* start Dataset *

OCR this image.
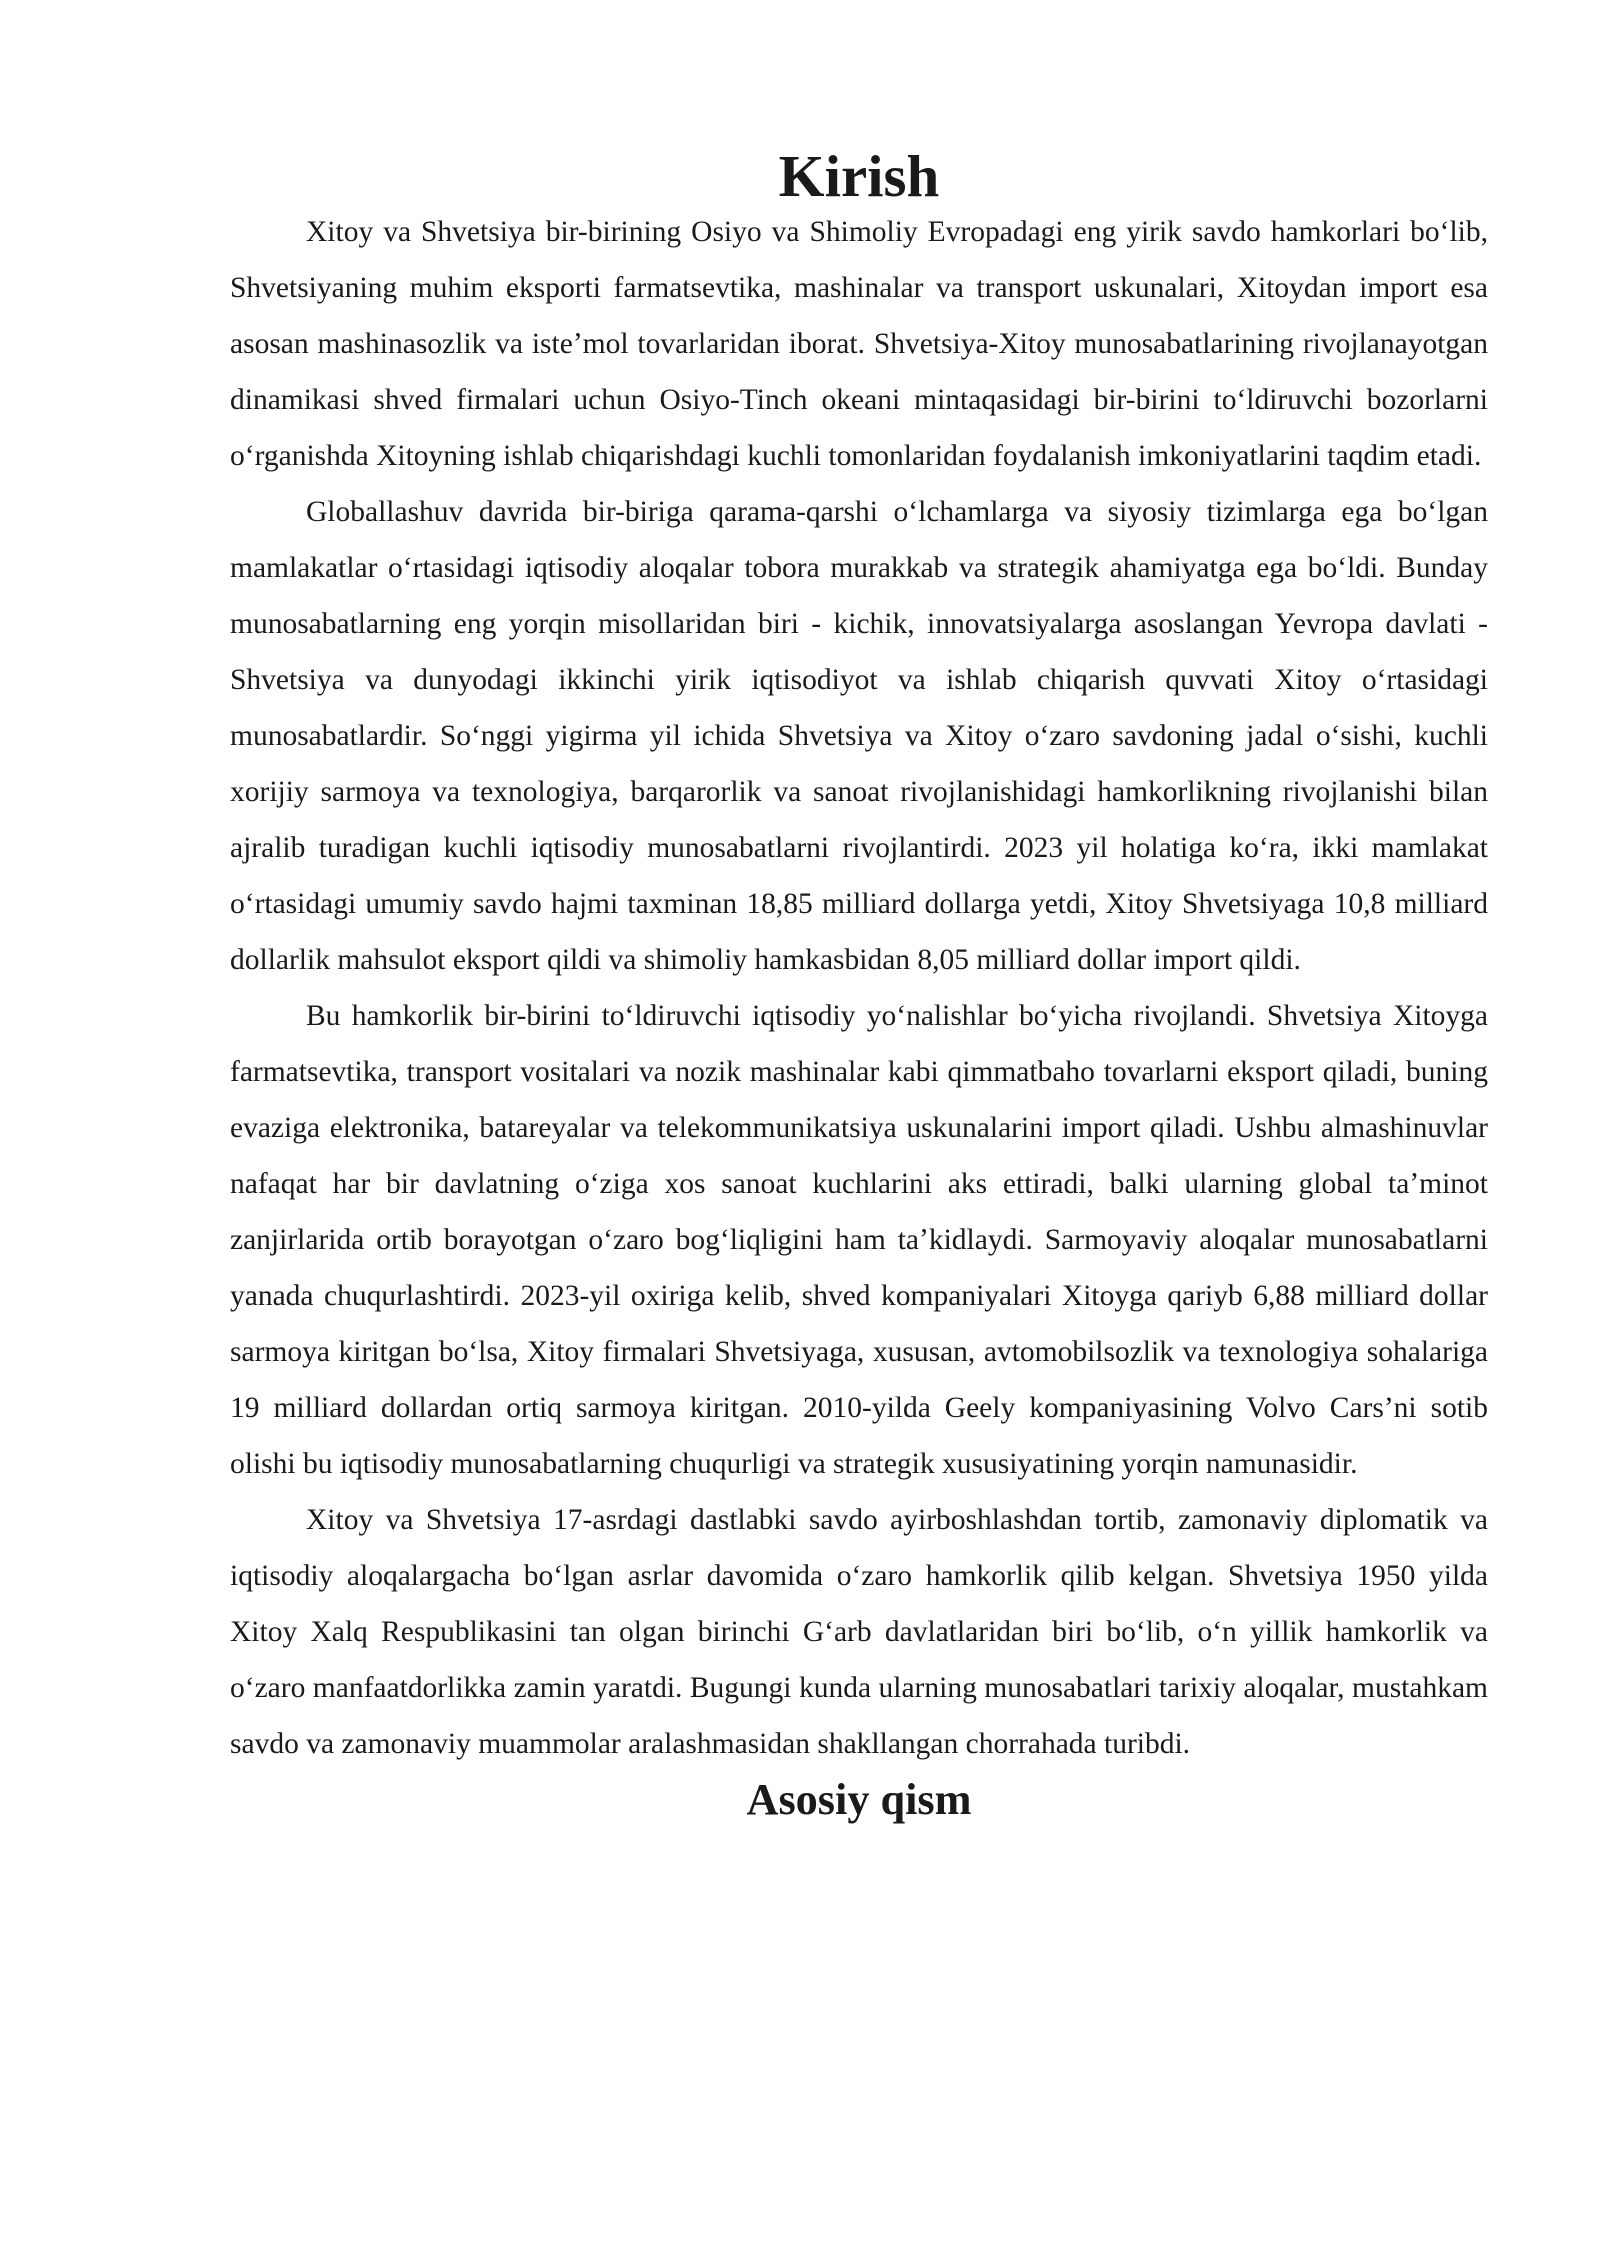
Kirish

Xitoy va Shvetsiya bir-birining Osiyo va Shimoliy Evropadagi eng yirik savdo hamkorlari boʻlib, Shvetsiyaning muhim eksporti farmatsevtika, mashinalar va transport uskunalari, Xitoydan import esa asosan mashinasozlik va isteʼmol tovarlaridan iborat. Shvetsiya-Xitoy munosabatlarining rivojlanayotgan dinamikasi shved firmalari uchun Osiyo-Tinch okeani mintaqasidagi bir-birini toʻldiruvchi bozorlarni oʻrganishda Xitoyning ishlab chiqarishdagi kuchli tomonlaridan foydalanish imkoniyatlarini taqdim etadi.

Globallashuv davrida bir-biriga qarama-qarshi oʻlchamlarga va siyosiy tizimlarga ega boʻlgan mamlakatlar oʻrtasidagi iqtisodiy aloqalar tobora murakkab va strategik ahamiyatga ega boʻldi. Bunday munosabatlarning eng yorqin misollaridan biri - kichik, innovatsiyalarga asoslangan Yevropa davlati - Shvetsiya va dunyodagi ikkinchi yirik iqtisodiyot va ishlab chiqarish quvvati Xitoy oʻrtasidagi munosabatlardir. Soʻnggi yigirma yil ichida Shvetsiya va Xitoy oʻzaro savdoning jadal oʻsishi, kuchli xorijiy sarmoya va texnologiya, barqarorlik va sanoat rivojlanishidagi hamkorlikning rivojlanishi bilan ajralib turadigan kuchli iqtisodiy munosabatlarni rivojlantirdi. 2023 yil holatiga koʻra, ikki mamlakat oʻrtasidagi umumiy savdo hajmi taxminan 18,85 milliard dollarga yetdi, Xitoy Shvetsiyaga 10,8 milliard dollarlik mahsulot eksport qildi va shimoliy hamkasbidan 8,05 milliard dollar import qildi.

Bu hamkorlik bir-birini toʻldiruvchi iqtisodiy yoʻnalishlar boʻyicha rivojlandi. Shvetsiya Xitoyga farmatsevtika, transport vositalari va nozik mashinalar kabi qimmatbaho tovarlarni eksport qiladi, buning evaziga elektronika, batareyalar va telekommunikatsiya uskunalarini import qiladi. Ushbu almashinuvlar nafaqat har bir davlatning oʻziga xos sanoat kuchlarini aks ettiradi, balki ularning global taʼminot zanjirlarida ortib borayotgan oʻzaro bogʻliqligini ham taʼkidlaydi. Sarmoyaviy aloqalar munosabatlarni yanada chuqurlashtirdi. 2023-yil oxiriga kelib, shved kompaniyalari Xitoyga qariyb 6,88 milliard dollar sarmoya kiritgan boʻlsa, Xitoy firmalari Shvetsiyaga, xususan, avtomobilsozlik va texnologiya sohalariga 19 milliard dollardan ortiq sarmoya kiritgan. 2010-yilda Geely kompaniyasining Volvo Cars’ni sotib olishi bu iqtisodiy munosabatlarning chuqurligi va strategik xususiyatining yorqin namunasidir.

Xitoy va Shvetsiya 17-asrdagi dastlabki savdo ayirboshlashdan tortib, zamonaviy diplomatik va iqtisodiy aloqalargacha boʻlgan asrlar davomida oʻzaro hamkorlik qilib kelgan. Shvetsiya 1950 yilda Xitoy Xalq Respublikasini tan olgan birinchi Gʻarb davlatlaridan biri boʻlib, oʻn yillik hamkorlik va oʻzaro manfaatdorlikka zamin yaratdi. Bugungi kunda ularning munosabatlari tarixiy aloqalar, mustahkam savdo va zamonaviy muammolar aralashmasidan shakllangan chorrahada turibdi.

Asosiy qism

* end Dataset *

Task objective:
Transcribe all of the records above character for character. Exclude the pictures.

Finished exercise:
OCR this image.
Kirish

Xitoy va Shvetsiya bir-birining Osiyo va Shimoliy Evropadagi eng yirik savdo hamkorlari boʻlib, Shvetsiyaning muhim eksporti farmatsevtika, mashinalar va transport uskunalari, Xitoydan import esa asosan mashinasozlik va isteʼmol tovarlaridan iborat. Shvetsiya-Xitoy munosabatlarining rivojlanayotgan dinamikasi shved firmalari uchun Osiyo-Tinch okeani mintaqasidagi bir-birini toʻldiruvchi bozorlarni oʻrganishda Xitoyning ishlab chiqarishdagi kuchli tomonlaridan foydalanish imkoniyatlarini taqdim etadi.

Globallashuv davrida bir-biriga qarama-qarshi oʻlchamlarga va siyosiy tizimlarga ega boʻlgan mamlakatlar oʻrtasidagi iqtisodiy aloqalar tobora murakkab va strategik ahamiyatga ega boʻldi. Bunday munosabatlarning eng yorqin misollaridan biri - kichik, innovatsiyalarga asoslangan Yevropa davlati - Shvetsiya va dunyodagi ikkinchi yirik iqtisodiyot va ishlab chiqarish quvvati Xitoy oʻrtasidagi munosabatlardir. Soʻnggi yigirma yil ichida Shvetsiya va Xitoy oʻzaro savdoning jadal oʻsishi, kuchli xorijiy sarmoya va texnologiya, barqarorlik va sanoat rivojlanishidagi hamkorlikning rivojlanishi bilan ajralib turadigan kuchli iqtisodiy munosabatlarni rivojlantirdi. 2023 yil holatiga koʻra, ikki mamlakat oʻrtasidagi umumiy savdo hajmi taxminan 18,85 milliard dollarga yetdi, Xitoy Shvetsiyaga 10,8 milliard dollarlik mahsulot eksport qildi va shimoliy hamkasbidan 8,05 milliard dollar import qildi.

Bu hamkorlik bir-birini toʻldiruvchi iqtisodiy yoʻnalishlar boʻyicha rivojlandi. Shvetsiya Xitoyga farmatsevtika, transport vositalari va nozik mashinalar kabi qimmatbaho tovarlarni eksport qiladi, buning evaziga elektronika, batareyalar va telekommunikatsiya uskunalarini import qiladi. Ushbu almashinuvlar nafaqat har bir davlatning oʻziga xos sanoat kuchlarini aks ettiradi, balki ularning global taʼminot zanjirlarida ortib borayotgan oʻzaro bogʻliqligini ham taʼkidlaydi. Sarmoyaviy aloqalar munosabatlarni yanada chuqurlashtirdi. 2023-yil oxiriga kelib, shved kompaniyalari Xitoyga qariyb 6,88 milliard dollar sarmoya kiritgan boʻlsa, Xitoy firmalari Shvetsiyaga, xususan, avtomobilsozlik va texnologiya sohalariga 19 milliard dollardan ortiq sarmoya kiritgan. 2010-yilda Geely kompaniyasining Volvo Cars’ni sotib olishi bu iqtisodiy munosabatlarning chuqurligi va strategik xususiyatining yorqin namunasidir.

Xitoy va Shvetsiya 17-asrdagi dastlabki savdo ayirboshlashdan tortib, zamonaviy diplomatik va iqtisodiy aloqalargacha boʻlgan asrlar davomida oʻzaro hamkorlik qilib kelgan. Shvetsiya 1950 yilda Xitoy Xalq Respublikasini tan olgan birinchi Gʻarb davlatlaridan biri boʻlib, oʻn yillik hamkorlik va oʻzaro manfaatdorlikka zamin yaratdi. Bugungi kunda ularning munosabatlari tarixiy aloqalar, mustahkam savdo va zamonaviy muammolar aralashmasidan shakllangan chorrahada turibdi.

Asosiy qism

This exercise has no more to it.